▸ **Exercise requirements**
Find the line containing "Convert this screenshot". Retype it and every line after it through the end of the entries, exactly as written, with nothing added.

[Data listing]
::::::::

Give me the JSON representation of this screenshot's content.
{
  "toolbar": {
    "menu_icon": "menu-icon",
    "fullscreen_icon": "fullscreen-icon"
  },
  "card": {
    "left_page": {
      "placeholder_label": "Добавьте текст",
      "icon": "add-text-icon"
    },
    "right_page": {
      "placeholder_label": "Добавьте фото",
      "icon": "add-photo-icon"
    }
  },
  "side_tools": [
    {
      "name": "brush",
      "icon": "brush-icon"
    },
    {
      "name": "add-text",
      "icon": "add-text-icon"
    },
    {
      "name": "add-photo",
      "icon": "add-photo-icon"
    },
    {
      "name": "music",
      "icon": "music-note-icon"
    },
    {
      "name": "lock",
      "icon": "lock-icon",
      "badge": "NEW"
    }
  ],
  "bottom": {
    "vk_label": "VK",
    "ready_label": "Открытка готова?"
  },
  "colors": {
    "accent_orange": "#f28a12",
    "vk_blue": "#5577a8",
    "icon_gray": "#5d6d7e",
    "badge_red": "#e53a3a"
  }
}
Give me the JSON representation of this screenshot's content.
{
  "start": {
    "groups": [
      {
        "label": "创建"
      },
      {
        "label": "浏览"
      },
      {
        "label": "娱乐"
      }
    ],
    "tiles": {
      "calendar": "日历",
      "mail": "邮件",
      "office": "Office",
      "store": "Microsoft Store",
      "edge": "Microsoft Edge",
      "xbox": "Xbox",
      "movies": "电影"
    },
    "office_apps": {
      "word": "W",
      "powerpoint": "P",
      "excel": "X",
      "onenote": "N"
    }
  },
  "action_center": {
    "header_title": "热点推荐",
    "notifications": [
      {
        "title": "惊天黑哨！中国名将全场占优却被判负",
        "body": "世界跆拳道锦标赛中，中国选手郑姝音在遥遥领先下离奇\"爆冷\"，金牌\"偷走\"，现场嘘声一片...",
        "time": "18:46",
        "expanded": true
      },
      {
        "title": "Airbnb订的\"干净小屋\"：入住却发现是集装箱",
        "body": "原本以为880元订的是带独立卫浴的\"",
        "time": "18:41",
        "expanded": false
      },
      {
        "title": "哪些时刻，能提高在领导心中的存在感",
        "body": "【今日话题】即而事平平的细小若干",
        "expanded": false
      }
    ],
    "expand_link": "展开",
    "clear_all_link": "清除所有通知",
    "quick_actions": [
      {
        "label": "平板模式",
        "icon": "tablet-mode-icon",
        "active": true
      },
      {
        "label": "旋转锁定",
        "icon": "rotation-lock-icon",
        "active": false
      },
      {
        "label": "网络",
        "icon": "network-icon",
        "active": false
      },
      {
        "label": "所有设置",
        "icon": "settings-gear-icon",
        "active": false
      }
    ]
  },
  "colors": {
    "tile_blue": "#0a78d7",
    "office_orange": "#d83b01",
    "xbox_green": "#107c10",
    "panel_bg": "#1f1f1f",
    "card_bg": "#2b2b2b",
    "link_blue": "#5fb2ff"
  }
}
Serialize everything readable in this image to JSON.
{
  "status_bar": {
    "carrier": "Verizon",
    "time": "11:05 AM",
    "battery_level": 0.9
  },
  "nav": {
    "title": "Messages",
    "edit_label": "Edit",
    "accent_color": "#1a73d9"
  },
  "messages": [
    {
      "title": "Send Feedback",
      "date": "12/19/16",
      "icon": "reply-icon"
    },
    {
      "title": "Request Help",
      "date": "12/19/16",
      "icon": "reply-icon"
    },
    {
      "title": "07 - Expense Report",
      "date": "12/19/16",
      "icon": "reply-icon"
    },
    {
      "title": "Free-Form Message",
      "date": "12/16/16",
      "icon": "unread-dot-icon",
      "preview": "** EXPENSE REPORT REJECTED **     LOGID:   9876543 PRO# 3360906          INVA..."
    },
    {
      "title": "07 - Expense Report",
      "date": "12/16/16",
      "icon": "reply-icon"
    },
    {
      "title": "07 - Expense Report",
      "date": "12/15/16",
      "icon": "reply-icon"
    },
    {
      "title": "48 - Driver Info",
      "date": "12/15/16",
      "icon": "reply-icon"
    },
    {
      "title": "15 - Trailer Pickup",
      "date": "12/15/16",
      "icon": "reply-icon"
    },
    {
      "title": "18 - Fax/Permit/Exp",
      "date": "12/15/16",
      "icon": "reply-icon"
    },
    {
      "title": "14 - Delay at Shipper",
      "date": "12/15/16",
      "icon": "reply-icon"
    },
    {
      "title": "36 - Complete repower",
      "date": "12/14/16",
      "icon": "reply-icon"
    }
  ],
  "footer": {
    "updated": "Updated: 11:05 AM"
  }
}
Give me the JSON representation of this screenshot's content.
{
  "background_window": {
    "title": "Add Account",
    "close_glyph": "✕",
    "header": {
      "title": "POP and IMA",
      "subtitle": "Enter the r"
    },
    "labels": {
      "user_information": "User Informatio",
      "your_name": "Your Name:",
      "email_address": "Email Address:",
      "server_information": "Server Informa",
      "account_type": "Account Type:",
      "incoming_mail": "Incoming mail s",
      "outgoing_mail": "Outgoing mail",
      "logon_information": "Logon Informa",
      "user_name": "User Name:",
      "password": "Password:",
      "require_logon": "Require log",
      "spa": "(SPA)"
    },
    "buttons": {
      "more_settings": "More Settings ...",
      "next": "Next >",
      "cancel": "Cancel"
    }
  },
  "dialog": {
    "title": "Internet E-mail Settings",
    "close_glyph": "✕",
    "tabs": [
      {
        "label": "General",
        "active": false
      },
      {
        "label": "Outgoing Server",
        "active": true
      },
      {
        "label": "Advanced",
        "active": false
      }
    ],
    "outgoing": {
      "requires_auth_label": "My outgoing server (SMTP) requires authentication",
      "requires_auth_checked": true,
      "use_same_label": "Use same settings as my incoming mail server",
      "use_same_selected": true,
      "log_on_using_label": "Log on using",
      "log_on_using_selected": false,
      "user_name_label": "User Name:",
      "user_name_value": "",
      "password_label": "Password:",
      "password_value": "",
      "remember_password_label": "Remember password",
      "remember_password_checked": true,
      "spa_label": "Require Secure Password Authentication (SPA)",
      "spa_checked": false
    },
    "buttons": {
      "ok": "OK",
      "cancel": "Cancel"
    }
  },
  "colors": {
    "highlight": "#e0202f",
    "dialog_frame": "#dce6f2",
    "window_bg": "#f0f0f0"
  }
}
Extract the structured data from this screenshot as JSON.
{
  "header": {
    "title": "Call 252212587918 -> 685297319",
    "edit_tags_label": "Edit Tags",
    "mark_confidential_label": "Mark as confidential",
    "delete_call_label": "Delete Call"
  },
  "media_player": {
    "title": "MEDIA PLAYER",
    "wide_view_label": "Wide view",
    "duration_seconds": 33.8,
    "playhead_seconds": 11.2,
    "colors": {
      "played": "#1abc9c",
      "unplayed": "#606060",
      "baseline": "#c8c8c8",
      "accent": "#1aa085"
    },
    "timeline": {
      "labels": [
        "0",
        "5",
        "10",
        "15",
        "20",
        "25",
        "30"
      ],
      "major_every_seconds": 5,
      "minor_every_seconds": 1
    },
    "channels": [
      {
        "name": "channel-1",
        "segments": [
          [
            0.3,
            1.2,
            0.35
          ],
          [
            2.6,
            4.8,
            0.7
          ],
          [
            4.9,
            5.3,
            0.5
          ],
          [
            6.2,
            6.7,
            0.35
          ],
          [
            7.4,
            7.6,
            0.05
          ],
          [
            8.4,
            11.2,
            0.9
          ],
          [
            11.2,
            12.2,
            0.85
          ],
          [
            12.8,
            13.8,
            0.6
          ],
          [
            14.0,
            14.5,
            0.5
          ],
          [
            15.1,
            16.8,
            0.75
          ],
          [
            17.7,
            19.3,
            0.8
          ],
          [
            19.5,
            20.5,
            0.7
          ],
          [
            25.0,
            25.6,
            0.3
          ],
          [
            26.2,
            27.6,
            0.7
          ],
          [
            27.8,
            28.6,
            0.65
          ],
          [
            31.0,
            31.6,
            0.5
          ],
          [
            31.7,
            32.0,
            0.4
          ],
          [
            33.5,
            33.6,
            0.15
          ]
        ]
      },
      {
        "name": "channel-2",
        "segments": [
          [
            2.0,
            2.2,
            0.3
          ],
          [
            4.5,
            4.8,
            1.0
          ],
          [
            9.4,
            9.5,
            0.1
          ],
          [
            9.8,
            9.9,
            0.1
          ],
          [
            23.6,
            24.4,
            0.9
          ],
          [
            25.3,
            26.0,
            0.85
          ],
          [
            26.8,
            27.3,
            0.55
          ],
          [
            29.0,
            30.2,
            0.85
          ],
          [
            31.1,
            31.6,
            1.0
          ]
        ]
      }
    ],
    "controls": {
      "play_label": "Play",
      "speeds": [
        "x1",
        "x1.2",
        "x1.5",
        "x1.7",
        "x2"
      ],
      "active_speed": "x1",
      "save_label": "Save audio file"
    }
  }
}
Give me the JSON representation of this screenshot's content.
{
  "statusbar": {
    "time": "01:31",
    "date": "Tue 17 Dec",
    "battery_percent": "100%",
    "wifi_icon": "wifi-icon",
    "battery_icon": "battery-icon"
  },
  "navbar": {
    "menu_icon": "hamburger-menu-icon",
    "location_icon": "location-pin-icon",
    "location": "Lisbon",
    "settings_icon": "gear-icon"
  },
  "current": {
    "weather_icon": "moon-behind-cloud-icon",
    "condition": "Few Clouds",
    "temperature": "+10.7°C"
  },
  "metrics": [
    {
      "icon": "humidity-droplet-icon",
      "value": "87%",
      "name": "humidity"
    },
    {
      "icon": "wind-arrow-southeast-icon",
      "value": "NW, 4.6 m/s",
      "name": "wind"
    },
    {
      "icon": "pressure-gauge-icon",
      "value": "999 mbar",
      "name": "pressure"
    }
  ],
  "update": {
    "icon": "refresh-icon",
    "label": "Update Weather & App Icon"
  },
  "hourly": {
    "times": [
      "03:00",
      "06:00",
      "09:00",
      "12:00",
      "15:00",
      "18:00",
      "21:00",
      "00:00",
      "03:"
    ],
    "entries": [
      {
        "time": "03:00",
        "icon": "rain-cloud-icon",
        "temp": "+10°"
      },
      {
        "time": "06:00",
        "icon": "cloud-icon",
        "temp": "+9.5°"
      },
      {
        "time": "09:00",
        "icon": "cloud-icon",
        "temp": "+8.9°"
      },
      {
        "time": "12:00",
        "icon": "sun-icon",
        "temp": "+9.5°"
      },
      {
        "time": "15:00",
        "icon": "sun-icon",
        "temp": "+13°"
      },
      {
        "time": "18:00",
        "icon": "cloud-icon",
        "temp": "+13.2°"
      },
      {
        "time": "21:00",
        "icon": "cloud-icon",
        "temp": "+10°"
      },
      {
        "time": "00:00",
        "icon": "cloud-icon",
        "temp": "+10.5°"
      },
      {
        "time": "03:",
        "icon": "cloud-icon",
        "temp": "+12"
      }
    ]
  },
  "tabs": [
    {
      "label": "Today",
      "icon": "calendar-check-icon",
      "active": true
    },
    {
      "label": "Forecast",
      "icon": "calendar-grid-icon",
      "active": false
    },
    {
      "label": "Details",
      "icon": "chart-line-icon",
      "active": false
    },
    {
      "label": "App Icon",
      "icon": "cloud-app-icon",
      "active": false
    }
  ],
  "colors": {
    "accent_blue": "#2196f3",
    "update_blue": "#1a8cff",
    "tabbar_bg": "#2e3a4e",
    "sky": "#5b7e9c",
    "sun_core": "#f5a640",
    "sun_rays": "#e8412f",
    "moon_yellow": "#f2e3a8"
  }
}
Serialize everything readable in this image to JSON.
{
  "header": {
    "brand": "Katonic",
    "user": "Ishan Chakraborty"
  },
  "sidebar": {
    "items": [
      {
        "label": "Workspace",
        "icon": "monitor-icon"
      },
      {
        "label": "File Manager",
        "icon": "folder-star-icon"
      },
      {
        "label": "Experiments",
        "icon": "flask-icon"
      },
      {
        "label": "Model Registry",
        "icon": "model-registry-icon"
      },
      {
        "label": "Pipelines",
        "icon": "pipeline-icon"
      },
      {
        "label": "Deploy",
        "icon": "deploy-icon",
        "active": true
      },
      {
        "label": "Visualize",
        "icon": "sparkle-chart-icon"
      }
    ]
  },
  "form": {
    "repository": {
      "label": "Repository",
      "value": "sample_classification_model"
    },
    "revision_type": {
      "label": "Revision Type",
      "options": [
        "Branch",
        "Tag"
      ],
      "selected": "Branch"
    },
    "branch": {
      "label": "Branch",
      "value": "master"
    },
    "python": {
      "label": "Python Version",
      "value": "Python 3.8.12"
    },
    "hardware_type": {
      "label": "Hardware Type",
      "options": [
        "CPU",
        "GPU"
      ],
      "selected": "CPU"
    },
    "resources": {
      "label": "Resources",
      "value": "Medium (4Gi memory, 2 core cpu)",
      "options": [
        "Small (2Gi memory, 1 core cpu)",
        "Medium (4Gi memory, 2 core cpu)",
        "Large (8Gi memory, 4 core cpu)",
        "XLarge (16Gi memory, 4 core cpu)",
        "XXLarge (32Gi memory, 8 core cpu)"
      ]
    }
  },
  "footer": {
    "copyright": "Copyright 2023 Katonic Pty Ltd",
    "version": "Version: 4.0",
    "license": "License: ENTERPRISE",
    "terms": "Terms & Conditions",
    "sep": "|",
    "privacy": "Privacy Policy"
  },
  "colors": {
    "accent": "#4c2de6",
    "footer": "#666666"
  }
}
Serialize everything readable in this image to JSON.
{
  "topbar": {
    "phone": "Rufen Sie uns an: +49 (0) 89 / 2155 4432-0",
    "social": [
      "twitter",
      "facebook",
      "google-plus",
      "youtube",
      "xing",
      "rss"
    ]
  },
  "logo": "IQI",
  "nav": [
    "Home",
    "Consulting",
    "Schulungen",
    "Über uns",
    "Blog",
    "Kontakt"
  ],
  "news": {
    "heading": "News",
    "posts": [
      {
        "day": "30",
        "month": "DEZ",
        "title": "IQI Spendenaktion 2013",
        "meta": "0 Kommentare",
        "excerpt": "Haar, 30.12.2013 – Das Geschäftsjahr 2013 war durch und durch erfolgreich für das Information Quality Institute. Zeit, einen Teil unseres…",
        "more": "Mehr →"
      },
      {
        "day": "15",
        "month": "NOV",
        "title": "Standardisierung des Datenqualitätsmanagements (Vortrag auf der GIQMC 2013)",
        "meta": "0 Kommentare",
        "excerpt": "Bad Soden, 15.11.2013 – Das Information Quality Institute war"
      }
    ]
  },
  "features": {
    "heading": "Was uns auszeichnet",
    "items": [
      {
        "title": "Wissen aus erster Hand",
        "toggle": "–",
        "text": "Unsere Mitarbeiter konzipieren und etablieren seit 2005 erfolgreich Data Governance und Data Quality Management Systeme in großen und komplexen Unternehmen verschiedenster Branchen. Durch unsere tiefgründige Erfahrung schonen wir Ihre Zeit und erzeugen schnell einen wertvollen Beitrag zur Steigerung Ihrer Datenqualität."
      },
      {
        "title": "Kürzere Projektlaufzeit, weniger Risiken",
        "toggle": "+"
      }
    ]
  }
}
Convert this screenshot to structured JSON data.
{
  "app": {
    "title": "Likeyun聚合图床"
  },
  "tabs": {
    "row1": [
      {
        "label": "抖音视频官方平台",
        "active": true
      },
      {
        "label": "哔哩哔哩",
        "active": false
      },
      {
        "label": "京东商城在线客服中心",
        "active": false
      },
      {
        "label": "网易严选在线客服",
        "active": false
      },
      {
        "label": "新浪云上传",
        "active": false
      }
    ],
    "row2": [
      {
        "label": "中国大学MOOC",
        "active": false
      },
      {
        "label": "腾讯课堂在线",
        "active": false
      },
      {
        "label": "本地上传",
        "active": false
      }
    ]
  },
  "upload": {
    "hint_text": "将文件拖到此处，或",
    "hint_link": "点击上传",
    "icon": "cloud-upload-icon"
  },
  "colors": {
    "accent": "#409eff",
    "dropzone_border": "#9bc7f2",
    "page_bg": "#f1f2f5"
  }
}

::::::::

▸ **Result of this task**
Convert this screenshot to structured JSON data.
{
  "app": {
    "title": "Likeyun聚合图床"
  },
  "tabs": {
    "row1": [
      {
        "label": "抖音视频官方平台",
        "active": true
      },
      {
        "label": "哔哩哔哩",
        "active": false
      },
      {
        "label": "京东商城在线客服中心",
        "active": false
      },
      {
        "label": "网易严选在线客服",
        "active": false
      },
      {
        "label": "新浪云上传",
        "active": false
      }
    ],
    "row2": [
      {
        "label": "中国大学MOOC",
        "active": false
      },
      {
        "label": "腾讯课堂在线",
        "active": false
      },
      {
        "label": "本地上传",
        "active": false
      }
    ]
  },
  "upload": {
    "hint_text": "将文件拖到此处，或",
    "hint_link": "点击上传",
    "icon": "cloud-upload-icon"
  },
  "colors": {
    "accent": "#409eff",
    "dropzone_border": "#9bc7f2",
    "page_bg": "#f1f2f5"
  }
}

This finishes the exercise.